# Given request
Below are some records; repeat them all exactly, minus the pictures.

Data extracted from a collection
· · · · ·

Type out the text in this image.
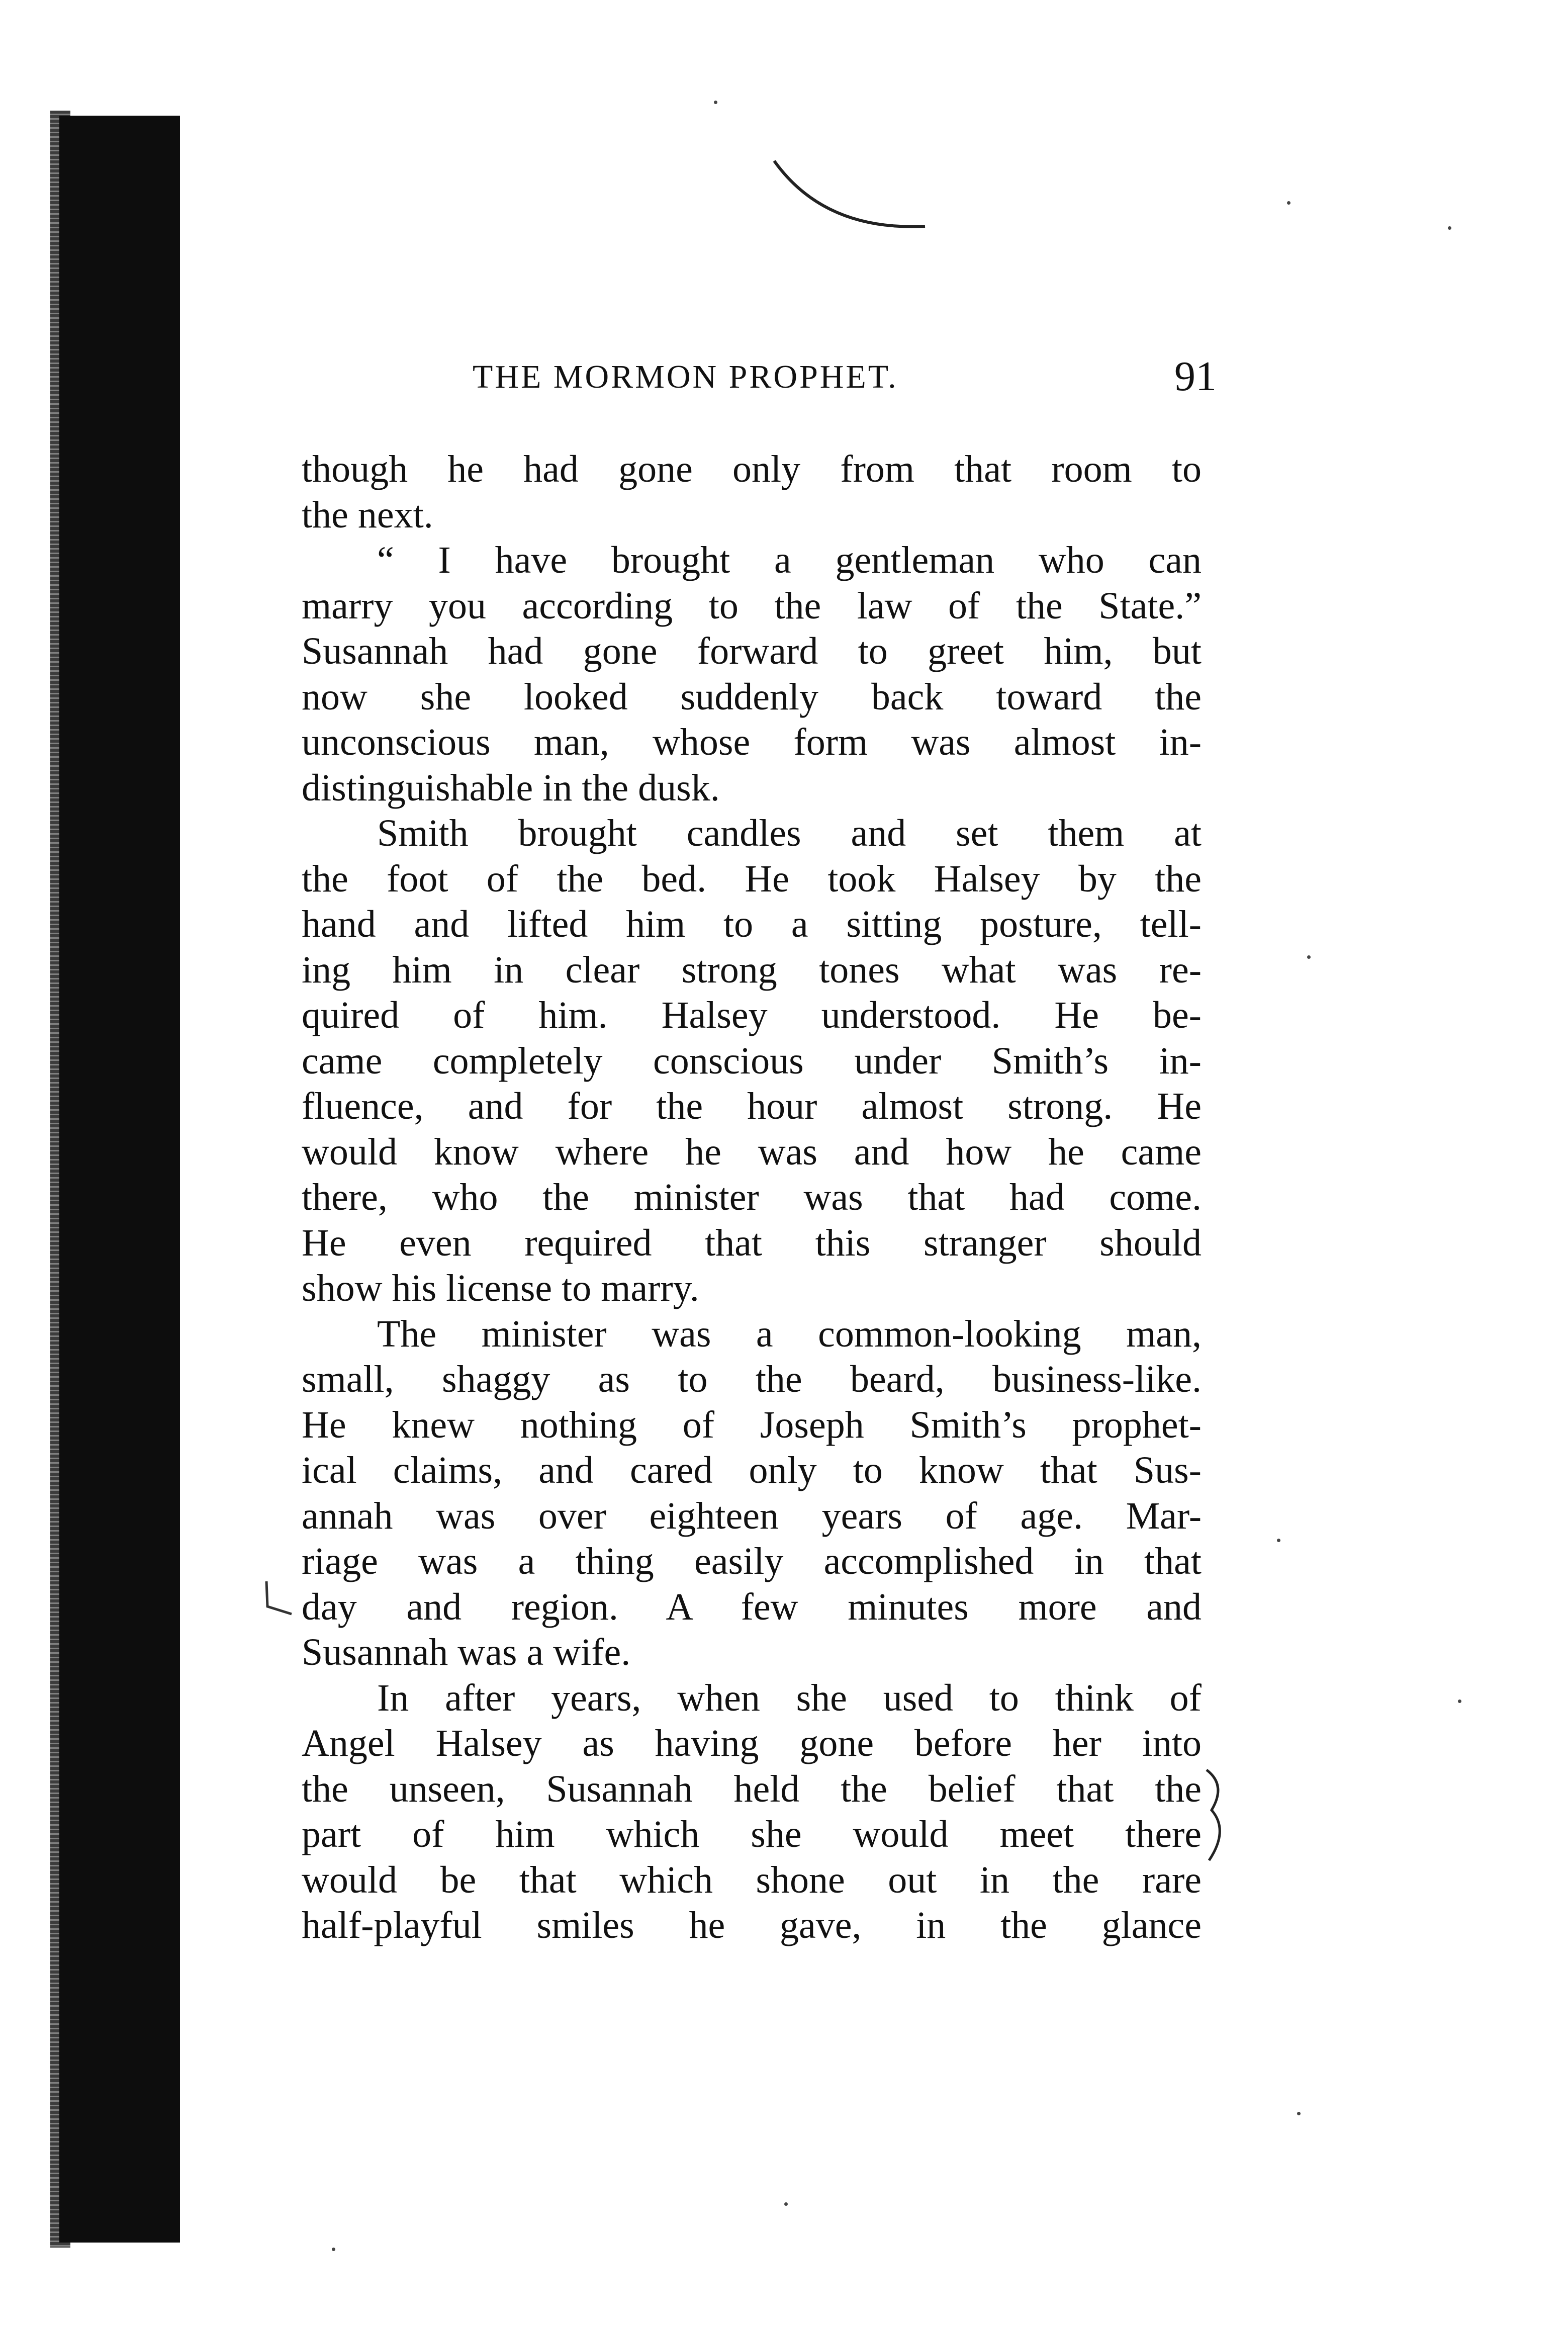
THE MORMON PROPHET.	91
though he had gone only from that room to
the next.
“ I have brought a gentleman who can
marry you according to the law of the State.”
Susannah had gone forward to greet him, but
now she looked suddenly back toward the
unconscious man, whose form was almost in-
distinguishable in the dusk.
Smith brought candles and set them at
the foot of the bed. He took Halsey by the
hand and lifted him to a sitting posture, tell-
ing him in clear strong tones what was re-
quired of him. Halsey understood. He be-
came completely conscious under Smith’s in-
fluence, and for the hour almost strong. He
would know where he was and how he came
there, who the minister was that had come.
He even required that this stranger should
show his license to marry.
The minister was a common-looking man,
small, shaggy as to the beard, business-like.
He knew nothing of Joseph Smith’s prophet-
ical claims, and cared only to know that Sus-
annah was over eighteen years of age. Mar-
riage was a thing easily accomplished in that
day and region. A few minutes more and
Susannah was a wife.
In after years, when she used to think of
Angel Halsey as having gone before her into
the unseen, Susannah held the belief that the
part of him which she would meet there
would be that which shone out in the rare
half-playful smiles he gave, in the glance
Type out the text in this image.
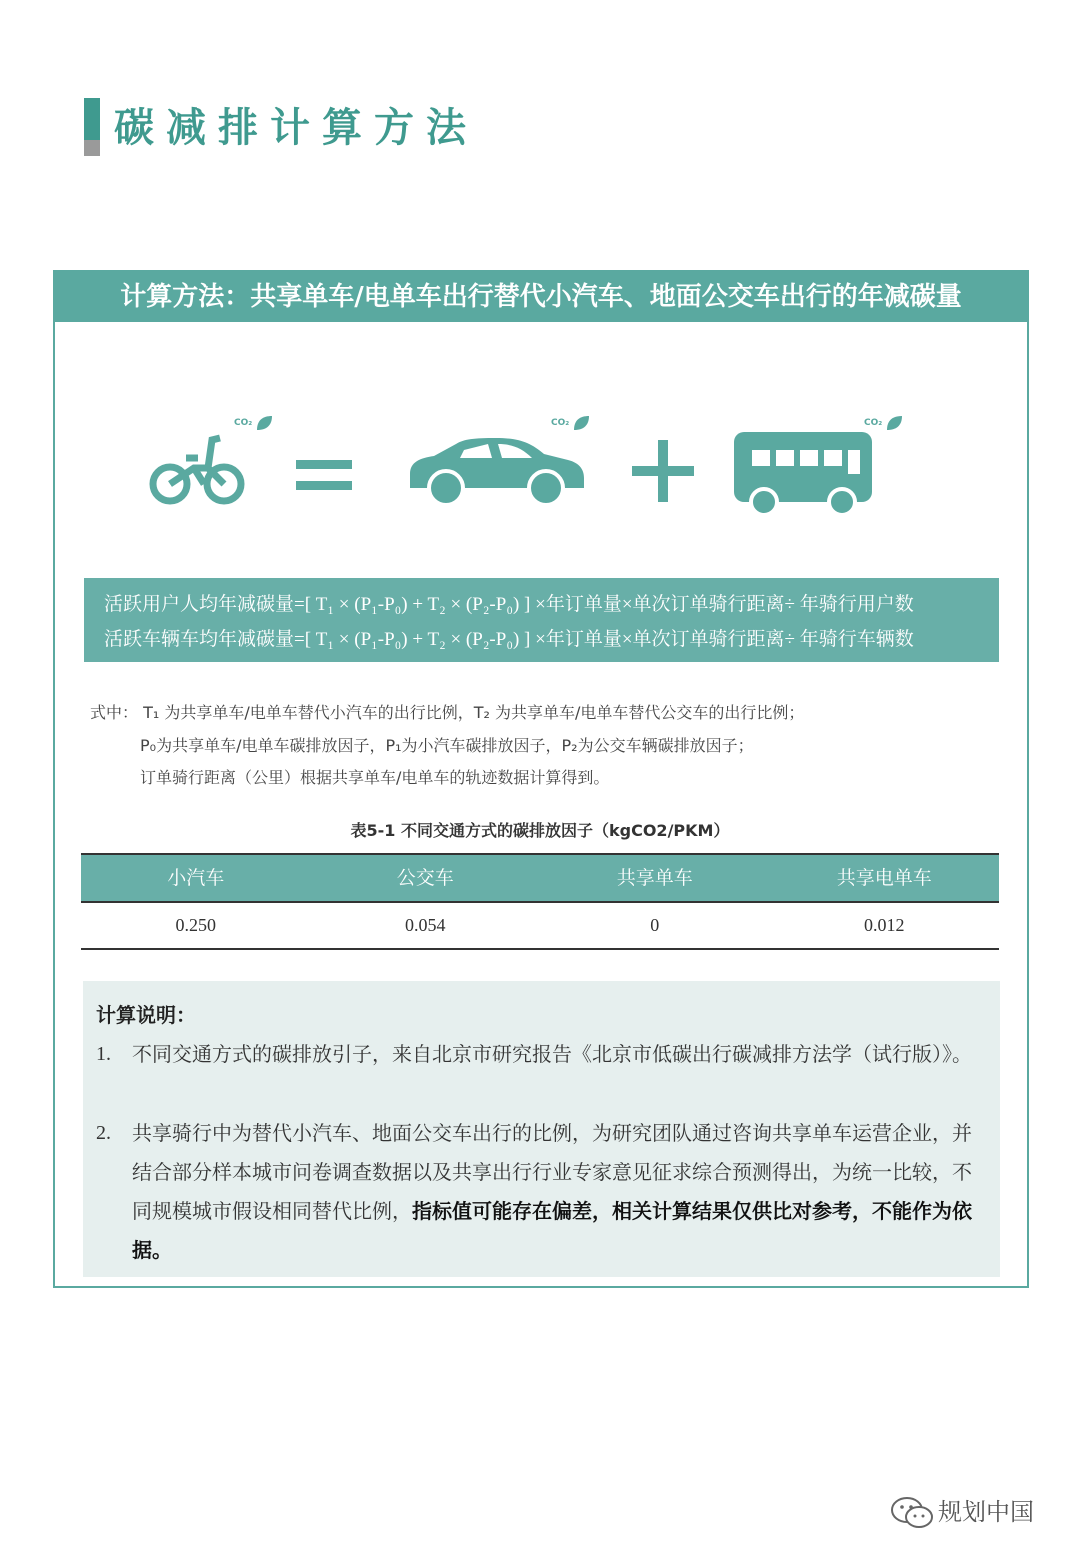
碳减排计算方法
计算方法：共享单车/电单车出行替代小汽车、地面公交车出行的年减碳量
CO₂	CO₂	CO₂
活跃用户人均年减碳量=[ T₁ × (P₁-P₀) + T₂ × (P₂-P₀) ] ×年订单量×单次订单骑行距离÷ 年骑行用户数
活跃车辆车均年减碳量=[ T₁ × (P₁-P₀) + T₂ × (P₂-P₀) ] ×年订单量×单次订单骑行距离÷ 年骑行车辆数
式中： T₁ 为共享单车/电单车替代小汽车的出行比例，T₂ 为共享单车/电单车替代公交车的出行比例；
P₀为共享单车/电单车碳排放因子，P₁为小汽车碳排放因子，P₂为公交车辆碳排放因子；
订单骑行距离（公里）根据共享单车/电单车的轨迹数据计算得到。
表5-1 不同交通方式的碳排放因子（kgCO2/PKM）
小汽车	公交车	共享单车	共享电单车
0.250	0.054	0	0.012
计算说明：
1.	不同交通方式的碳排放引子，来自北京市研究报告《北京市低碳出行碳减排方法学（试行版）》。
2.	共享骑行中为替代小汽车、地面公交车出行的比例，为研究团队通过咨询共享单车运营企业，并结合部分样本城市问卷调查数据以及共享出行行业专家意见征求综合预测得出，为统一比较，不同规模城市假设相同替代比例，指标值可能存在偏差，相关计算结果仅供比对参考，不能作为依据。
规划中国
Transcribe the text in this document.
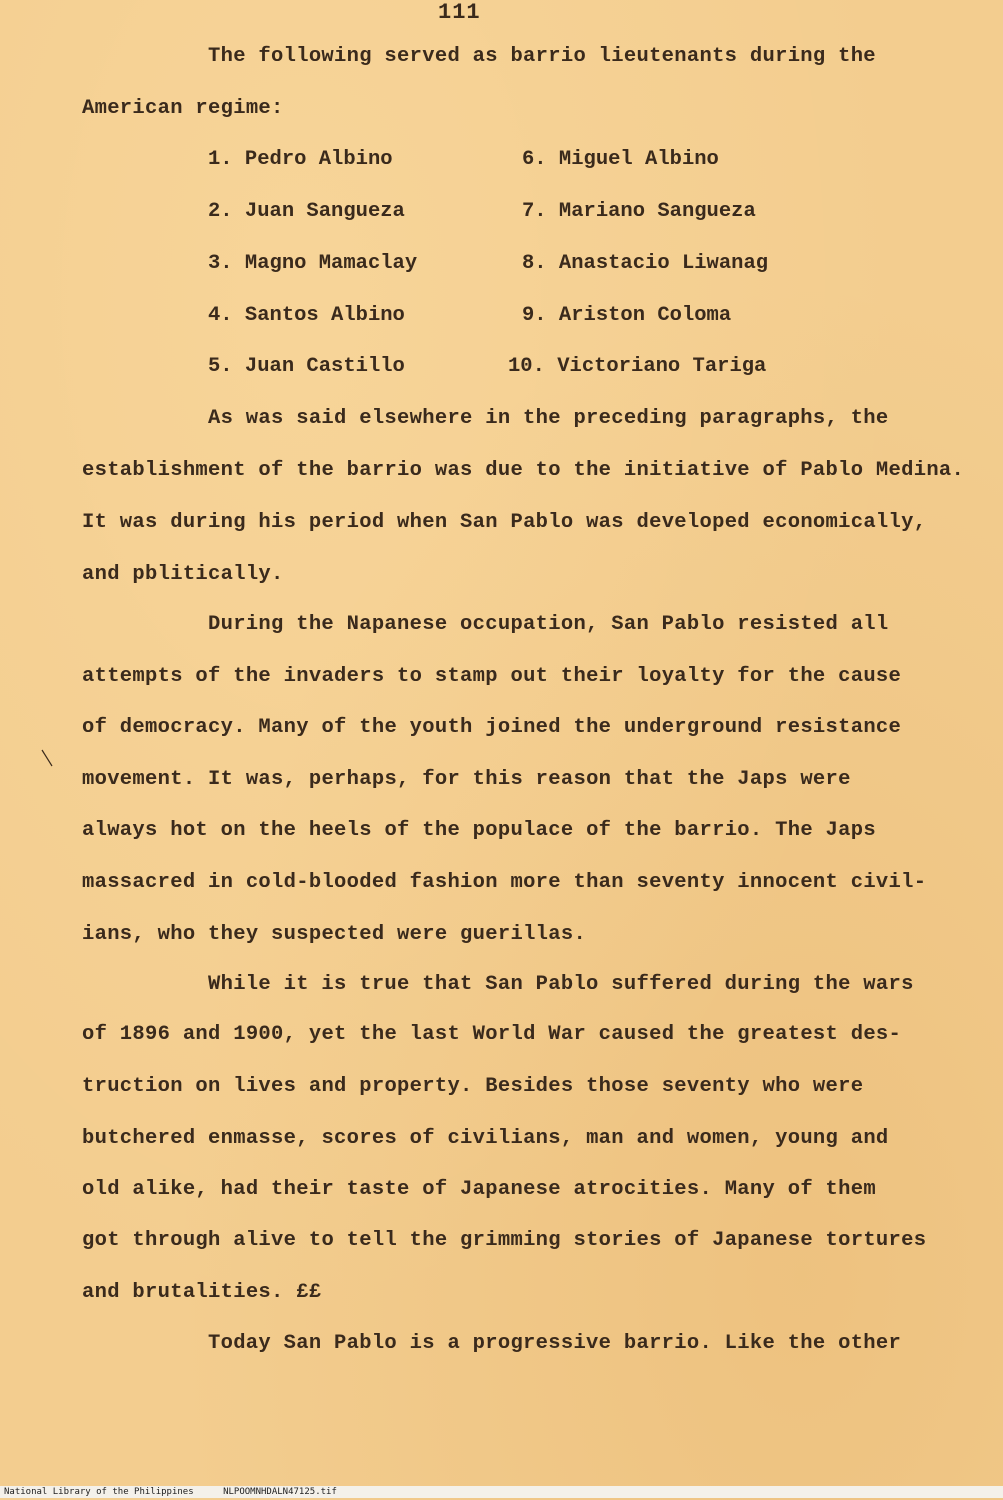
111
The following served as barrio lieutenants during the
American regime:
1. Pedro Albino
2. Juan Sangueza
3. Magno Mamaclay
4. Santos Albino
5. Juan Castillo
6. Miguel Albino
7. Mariano Sangueza
8. Anastacio Liwanag
9. Ariston Coloma
10. Victoriano Tariga
As was said elsewhere in the preceding paragraphs, the
establishment of the barrio was due to the initiative of Pablo Medina.
It was during his period when San Pablo was developed economically,
and pblitically.
During the Napanese occupation, San Pablo resisted all
attempts of the invaders to stamp out their loyalty for the cause
of democracy. Many of the youth joined the underground resistance
movement. It was, perhaps, for this reason that the Japs were
always hot on the heels of the populace of the barrio. The Japs
massacred in cold-blooded fashion more than seventy innocent civil-
ians, who they suspected were guerillas.
While it is true that San Pablo suffered during the wars
of 1896 and 1900, yet the last World War caused the greatest des-
truction on lives and property. Besides those seventy who were
butchered enmasse, scores of civilians, man and women, young and
old alike, had their taste of Japanese atrocities. Many of them
got through alive to tell the grimming stories of Japanese tortures
and brutalities. ££
Today San Pablo is a progressive barrio. Like the other
National Library of the Philippines	NLPOOMNHDALN47125.tif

· · · · ·

# Answer to this problem
Type out the text in this image.
THE MORMON PROPHET.	91
though he had gone only from that room to
the next.
“ I have brought a gentleman who can
marry you according to the law of the State.”
Susannah had gone forward to greet him, but
now she looked suddenly back toward the
unconscious man, whose form was almost in-
distinguishable in the dusk.
Smith brought candles and set them at
the foot of the bed. He took Halsey by the
hand and lifted him to a sitting posture, tell-
ing him in clear strong tones what was re-
quired of him. Halsey understood. He be-
came completely conscious under Smith’s in-
fluence, and for the hour almost strong. He
would know where he was and how he came
there, who the minister was that had come.
He even required that this stranger should
show his license to marry.
The minister was a common-looking man,
small, shaggy as to the beard, business-like.
He knew nothing of Joseph Smith’s prophet-
ical claims, and cared only to know that Sus-
annah was over eighteen years of age. Mar-
riage was a thing easily accomplished in that
day and region. A few minutes more and
Susannah was a wife.
In after years, when she used to think of
Angel Halsey as having gone before her into
the unseen, Susannah held the belief that the
part of him which she would meet there
would be that which shone out in the rare
half-playful smiles he gave, in the glance
Type out the text in this image.
碳减排计算方法
计算方法：共享单车/电单车出行替代小汽车、地面公交车出行的年减碳量
CO₂	CO₂	CO₂
活跃用户人均年减碳量=[ T₁ × (P₁-P₀) + T₂ × (P₂-P₀) ] ×年订单量×单次订单骑行距离÷ 年骑行用户数
活跃车辆车均年减碳量=[ T₁ × (P₁-P₀) + T₂ × (P₂-P₀) ] ×年订单量×单次订单骑行距离÷ 年骑行车辆数
式中： T₁ 为共享单车/电单车替代小汽车的出行比例，T₂ 为共享单车/电单车替代公交车的出行比例；
P₀为共享单车/电单车碳排放因子，P₁为小汽车碳排放因子，P₂为公交车辆碳排放因子；
订单骑行距离（公里）根据共享单车/电单车的轨迹数据计算得到。
表5-1 不同交通方式的碳排放因子（kgCO2/PKM）
小汽车	公交车	共享单车	共享电单车
0.250	0.054	0	0.012
计算说明：
1.	不同交通方式的碳排放引子，来自北京市研究报告《北京市低碳出行碳减排方法学（试行版）》。
2.	共享骑行中为替代小汽车、地面公交车出行的比例，为研究团队通过咨询共享单车运营企业，并结合部分样本城市问卷调查数据以及共享出行行业专家意见征求综合预测得出，为统一比较，不同规模城市假设相同替代比例，指标值可能存在偏差，相关计算结果仅供比对参考，不能作为依据。
规划中国
Transcribe the text in this document.
111
The following served as barrio lieutenants during the
American regime:
1. Pedro Albino
2. Juan Sangueza
3. Magno Mamaclay
4. Santos Albino
5. Juan Castillo
6. Miguel Albino
7. Mariano Sangueza
8. Anastacio Liwanag
9. Ariston Coloma
10. Victoriano Tariga
As was said elsewhere in the preceding paragraphs, the
establishment of the barrio was due to the initiative of Pablo Medina.
It was during his period when San Pablo was developed economically,
and pblitically.
During the Napanese occupation, San Pablo resisted all
attempts of the invaders to stamp out their loyalty for the cause
of democracy. Many of the youth joined the underground resistance
movement. It was, perhaps, for this reason that the Japs were
always hot on the heels of the populace of the barrio. The Japs
massacred in cold-blooded fashion more than seventy innocent civil-
ians, who they suspected were guerillas.
While it is true that San Pablo suffered during the wars
of 1896 and 1900, yet the last World War caused the greatest des-
truction on lives and property. Besides those seventy who were
butchered enmasse, scores of civilians, man and women, young and
old alike, had their taste of Japanese atrocities. Many of them
got through alive to tell the grimming stories of Japanese tortures
and brutalities. ££
Today San Pablo is a progressive barrio. Like the other
National Library of the Philippines	NLPOOMNHDALN47125.tif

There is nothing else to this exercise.